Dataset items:
====
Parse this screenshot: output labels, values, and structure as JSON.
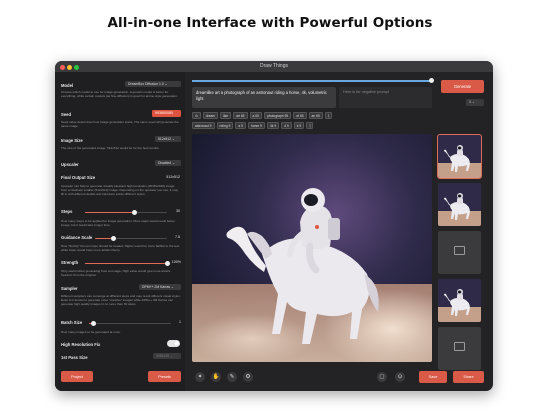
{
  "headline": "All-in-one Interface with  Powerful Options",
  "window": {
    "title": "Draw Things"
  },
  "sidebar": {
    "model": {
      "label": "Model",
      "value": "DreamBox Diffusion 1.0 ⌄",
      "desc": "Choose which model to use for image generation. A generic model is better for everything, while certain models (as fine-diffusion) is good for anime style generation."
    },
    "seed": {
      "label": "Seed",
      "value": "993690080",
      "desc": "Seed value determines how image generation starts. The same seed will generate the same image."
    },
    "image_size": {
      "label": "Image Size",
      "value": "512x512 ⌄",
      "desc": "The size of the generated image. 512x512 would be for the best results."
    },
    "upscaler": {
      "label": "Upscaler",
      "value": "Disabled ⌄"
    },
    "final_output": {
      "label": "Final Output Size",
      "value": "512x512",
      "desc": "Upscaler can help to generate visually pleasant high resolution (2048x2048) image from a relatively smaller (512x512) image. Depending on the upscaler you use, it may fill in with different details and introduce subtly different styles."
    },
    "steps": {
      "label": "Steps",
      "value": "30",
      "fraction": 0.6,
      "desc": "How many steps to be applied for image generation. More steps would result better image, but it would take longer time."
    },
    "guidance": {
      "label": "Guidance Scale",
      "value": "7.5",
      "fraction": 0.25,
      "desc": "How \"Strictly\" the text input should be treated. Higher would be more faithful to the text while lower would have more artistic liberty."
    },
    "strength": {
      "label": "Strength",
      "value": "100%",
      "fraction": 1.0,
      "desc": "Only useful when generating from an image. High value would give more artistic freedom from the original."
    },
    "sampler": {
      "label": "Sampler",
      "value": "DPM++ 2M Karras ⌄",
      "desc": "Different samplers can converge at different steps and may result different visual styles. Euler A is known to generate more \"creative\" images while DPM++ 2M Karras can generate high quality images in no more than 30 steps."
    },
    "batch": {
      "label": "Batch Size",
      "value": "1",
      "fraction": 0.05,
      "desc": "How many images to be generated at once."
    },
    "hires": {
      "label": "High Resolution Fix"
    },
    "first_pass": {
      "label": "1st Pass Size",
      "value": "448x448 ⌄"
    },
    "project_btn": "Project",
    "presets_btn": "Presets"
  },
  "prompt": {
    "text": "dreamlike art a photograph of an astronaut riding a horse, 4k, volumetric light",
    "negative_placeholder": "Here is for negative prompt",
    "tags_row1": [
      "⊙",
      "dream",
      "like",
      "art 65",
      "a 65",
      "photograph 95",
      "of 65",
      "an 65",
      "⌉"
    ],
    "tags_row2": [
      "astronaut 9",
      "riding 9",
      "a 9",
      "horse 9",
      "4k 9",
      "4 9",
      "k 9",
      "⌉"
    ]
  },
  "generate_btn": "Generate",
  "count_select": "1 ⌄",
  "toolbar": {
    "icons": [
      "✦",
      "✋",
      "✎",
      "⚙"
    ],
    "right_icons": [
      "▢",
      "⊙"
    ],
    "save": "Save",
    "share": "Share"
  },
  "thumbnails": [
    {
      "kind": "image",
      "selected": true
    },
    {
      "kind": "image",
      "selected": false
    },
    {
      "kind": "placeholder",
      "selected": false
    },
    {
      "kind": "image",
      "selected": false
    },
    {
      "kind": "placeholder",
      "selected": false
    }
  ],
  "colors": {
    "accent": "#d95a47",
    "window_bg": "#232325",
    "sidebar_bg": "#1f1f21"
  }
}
====
Where a line above holds the string "fraction", show that line.

> **FULL ANSWER**
      "fraction": 0.6,
      "fraction": 0.25,
      "fraction": 1.0,
      "fraction": 0.05,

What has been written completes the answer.